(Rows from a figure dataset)

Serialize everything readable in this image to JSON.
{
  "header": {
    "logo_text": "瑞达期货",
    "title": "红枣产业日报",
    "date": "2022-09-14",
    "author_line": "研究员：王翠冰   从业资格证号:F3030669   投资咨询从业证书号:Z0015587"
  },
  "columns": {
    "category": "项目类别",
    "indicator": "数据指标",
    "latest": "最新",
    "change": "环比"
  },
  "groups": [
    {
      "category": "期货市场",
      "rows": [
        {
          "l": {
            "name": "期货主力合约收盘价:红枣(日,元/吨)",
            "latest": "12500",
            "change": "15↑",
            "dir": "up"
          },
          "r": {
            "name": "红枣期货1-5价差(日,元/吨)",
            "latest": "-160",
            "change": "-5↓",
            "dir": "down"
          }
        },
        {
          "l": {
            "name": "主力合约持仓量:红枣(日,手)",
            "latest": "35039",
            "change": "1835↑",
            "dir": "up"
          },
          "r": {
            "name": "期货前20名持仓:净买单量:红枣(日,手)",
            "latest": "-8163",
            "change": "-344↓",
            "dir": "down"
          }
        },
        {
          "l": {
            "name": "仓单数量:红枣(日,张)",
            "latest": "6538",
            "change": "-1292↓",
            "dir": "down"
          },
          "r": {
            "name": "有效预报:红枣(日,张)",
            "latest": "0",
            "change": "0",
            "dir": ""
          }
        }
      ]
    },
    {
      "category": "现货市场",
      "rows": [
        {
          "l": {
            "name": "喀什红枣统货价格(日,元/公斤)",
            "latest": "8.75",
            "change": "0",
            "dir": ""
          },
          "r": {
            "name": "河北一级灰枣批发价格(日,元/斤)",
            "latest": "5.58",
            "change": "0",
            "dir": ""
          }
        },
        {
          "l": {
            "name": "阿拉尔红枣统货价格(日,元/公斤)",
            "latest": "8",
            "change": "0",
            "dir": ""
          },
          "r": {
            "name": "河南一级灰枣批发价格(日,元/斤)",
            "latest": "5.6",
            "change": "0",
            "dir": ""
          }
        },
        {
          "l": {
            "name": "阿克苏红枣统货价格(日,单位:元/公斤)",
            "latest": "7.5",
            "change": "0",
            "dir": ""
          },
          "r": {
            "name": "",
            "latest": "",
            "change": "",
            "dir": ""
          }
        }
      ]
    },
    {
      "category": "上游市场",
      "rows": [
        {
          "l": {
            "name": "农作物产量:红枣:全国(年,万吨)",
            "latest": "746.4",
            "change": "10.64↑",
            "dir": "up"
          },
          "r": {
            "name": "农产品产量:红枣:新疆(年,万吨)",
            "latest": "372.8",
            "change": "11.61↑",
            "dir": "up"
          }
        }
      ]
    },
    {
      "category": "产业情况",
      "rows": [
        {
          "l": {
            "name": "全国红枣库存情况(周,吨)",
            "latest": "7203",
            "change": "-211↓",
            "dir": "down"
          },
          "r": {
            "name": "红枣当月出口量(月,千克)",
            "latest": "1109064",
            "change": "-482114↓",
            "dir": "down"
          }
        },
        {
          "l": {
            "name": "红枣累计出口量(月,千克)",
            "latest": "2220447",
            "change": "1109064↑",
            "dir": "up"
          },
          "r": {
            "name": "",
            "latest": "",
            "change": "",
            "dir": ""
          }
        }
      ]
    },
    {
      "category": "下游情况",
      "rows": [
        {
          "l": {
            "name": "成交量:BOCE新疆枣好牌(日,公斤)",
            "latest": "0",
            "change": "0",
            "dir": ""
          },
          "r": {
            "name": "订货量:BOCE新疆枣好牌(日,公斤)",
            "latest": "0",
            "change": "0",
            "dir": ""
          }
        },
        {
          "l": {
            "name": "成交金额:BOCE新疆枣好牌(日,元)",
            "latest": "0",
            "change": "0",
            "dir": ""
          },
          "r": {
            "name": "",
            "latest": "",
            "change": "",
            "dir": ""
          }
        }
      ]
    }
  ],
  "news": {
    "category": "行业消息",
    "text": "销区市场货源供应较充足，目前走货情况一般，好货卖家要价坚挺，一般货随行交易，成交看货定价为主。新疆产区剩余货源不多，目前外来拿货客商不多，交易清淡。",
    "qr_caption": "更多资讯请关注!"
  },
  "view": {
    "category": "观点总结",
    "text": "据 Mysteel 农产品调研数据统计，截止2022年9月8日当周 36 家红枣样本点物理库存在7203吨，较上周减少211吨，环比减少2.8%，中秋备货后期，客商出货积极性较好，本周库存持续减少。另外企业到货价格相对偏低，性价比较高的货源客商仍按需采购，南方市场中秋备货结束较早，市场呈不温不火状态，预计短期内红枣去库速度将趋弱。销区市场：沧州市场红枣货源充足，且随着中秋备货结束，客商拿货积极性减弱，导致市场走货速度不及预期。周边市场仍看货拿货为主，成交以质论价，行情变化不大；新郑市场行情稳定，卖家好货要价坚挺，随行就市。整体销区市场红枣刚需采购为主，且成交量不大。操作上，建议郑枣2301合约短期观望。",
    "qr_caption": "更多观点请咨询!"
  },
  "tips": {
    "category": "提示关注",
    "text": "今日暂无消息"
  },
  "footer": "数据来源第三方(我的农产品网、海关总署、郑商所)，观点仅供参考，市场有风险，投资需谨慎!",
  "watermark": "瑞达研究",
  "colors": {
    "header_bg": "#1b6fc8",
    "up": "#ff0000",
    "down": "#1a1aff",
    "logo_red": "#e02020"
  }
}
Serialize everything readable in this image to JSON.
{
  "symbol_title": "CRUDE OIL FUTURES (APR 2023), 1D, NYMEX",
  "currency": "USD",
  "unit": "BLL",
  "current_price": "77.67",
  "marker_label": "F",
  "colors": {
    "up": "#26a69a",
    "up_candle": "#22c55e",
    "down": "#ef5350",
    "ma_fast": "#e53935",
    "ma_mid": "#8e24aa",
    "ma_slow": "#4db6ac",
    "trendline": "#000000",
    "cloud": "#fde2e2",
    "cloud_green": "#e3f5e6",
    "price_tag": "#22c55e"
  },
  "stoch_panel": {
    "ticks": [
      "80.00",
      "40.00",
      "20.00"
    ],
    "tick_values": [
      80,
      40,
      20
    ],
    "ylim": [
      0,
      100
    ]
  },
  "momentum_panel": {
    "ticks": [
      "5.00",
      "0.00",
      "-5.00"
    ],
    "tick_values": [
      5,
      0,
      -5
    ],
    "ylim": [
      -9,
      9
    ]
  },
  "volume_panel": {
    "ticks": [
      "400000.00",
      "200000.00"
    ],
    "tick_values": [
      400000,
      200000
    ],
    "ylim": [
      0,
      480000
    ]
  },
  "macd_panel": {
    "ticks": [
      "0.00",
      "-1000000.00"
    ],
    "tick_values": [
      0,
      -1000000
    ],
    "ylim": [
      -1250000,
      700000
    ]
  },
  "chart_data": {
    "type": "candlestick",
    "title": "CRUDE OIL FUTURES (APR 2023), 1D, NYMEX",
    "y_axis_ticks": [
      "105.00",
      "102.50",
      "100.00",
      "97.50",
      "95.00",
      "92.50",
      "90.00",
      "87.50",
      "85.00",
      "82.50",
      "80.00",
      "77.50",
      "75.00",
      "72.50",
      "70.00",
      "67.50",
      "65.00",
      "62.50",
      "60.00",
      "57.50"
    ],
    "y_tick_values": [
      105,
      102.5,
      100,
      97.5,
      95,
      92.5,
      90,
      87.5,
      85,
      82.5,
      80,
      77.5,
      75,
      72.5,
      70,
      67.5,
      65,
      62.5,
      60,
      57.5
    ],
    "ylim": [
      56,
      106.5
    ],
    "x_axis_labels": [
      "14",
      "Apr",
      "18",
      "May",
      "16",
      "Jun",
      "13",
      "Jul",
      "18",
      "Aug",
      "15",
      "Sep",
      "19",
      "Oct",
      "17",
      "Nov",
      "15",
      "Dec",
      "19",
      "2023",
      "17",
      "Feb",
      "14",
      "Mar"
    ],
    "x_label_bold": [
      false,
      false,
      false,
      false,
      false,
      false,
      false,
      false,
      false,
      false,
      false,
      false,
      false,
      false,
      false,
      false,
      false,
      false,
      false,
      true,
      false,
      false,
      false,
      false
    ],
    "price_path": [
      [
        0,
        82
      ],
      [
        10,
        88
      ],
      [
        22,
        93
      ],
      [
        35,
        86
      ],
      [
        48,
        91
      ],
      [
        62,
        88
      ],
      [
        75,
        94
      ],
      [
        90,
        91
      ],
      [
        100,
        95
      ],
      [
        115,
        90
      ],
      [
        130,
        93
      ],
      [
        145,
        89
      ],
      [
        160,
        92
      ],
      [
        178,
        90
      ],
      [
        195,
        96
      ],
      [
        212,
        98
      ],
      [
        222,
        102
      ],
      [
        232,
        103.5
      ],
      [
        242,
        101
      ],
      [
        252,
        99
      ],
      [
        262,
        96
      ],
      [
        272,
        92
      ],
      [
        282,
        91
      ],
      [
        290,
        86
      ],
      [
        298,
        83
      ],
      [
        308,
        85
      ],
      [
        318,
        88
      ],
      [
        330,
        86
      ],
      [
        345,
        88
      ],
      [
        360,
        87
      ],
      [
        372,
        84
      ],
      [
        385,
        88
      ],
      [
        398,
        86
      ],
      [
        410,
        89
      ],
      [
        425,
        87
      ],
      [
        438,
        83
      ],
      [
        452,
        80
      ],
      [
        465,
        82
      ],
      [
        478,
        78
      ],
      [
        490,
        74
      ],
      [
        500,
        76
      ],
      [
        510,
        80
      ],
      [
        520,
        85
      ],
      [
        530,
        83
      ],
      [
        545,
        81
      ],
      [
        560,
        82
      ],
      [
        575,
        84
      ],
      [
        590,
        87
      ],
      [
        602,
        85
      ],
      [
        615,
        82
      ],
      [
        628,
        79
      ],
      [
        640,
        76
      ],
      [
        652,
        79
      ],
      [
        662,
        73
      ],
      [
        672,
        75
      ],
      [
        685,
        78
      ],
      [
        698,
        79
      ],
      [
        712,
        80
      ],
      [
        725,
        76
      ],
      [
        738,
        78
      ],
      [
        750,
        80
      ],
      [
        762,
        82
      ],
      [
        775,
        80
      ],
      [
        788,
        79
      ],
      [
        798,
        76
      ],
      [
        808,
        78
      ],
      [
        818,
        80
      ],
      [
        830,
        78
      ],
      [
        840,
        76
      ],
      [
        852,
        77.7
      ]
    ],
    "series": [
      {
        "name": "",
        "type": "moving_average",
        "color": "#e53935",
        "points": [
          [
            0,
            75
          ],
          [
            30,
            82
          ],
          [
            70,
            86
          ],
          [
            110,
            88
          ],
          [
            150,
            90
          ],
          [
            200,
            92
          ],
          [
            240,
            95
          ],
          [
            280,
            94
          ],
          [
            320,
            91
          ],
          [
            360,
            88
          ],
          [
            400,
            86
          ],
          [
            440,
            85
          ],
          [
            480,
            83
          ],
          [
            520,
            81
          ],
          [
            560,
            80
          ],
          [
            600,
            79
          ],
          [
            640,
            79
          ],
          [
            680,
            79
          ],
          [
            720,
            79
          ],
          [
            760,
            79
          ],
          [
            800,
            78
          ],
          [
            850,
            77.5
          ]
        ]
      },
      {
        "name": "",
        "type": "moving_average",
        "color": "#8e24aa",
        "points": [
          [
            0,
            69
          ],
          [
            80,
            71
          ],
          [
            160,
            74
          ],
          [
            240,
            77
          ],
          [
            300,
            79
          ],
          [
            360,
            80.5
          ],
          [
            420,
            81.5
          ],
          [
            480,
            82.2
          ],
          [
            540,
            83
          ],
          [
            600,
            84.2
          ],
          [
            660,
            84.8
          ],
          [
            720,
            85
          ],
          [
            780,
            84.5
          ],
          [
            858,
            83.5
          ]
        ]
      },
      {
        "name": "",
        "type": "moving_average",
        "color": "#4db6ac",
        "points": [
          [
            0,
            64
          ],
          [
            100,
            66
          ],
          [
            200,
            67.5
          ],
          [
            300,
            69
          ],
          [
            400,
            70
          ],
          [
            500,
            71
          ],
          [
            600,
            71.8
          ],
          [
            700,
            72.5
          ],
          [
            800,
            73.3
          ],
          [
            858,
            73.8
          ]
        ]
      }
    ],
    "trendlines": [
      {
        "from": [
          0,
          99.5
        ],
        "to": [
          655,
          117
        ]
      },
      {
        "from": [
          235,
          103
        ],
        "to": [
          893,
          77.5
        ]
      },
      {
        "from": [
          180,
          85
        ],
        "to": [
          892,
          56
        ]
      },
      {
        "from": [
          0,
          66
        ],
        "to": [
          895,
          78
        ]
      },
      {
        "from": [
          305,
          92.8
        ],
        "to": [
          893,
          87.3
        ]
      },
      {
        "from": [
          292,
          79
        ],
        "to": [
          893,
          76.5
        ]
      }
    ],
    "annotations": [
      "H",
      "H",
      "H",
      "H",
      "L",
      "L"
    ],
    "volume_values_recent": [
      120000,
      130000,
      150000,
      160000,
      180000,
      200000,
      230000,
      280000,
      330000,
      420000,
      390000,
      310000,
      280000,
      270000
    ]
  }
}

### Work instructions
Filter the listing above for the string "category" and copy every matching line.

### Exercise response
    "category": "项目类别",
      "category": "期货市场",
      "category": "现货市场",
      "category": "上游市场",
      "category": "产业情况",
      "category": "下游情况",
    "category": "行业消息",
    "category": "观点总结",
    "category": "提示关注",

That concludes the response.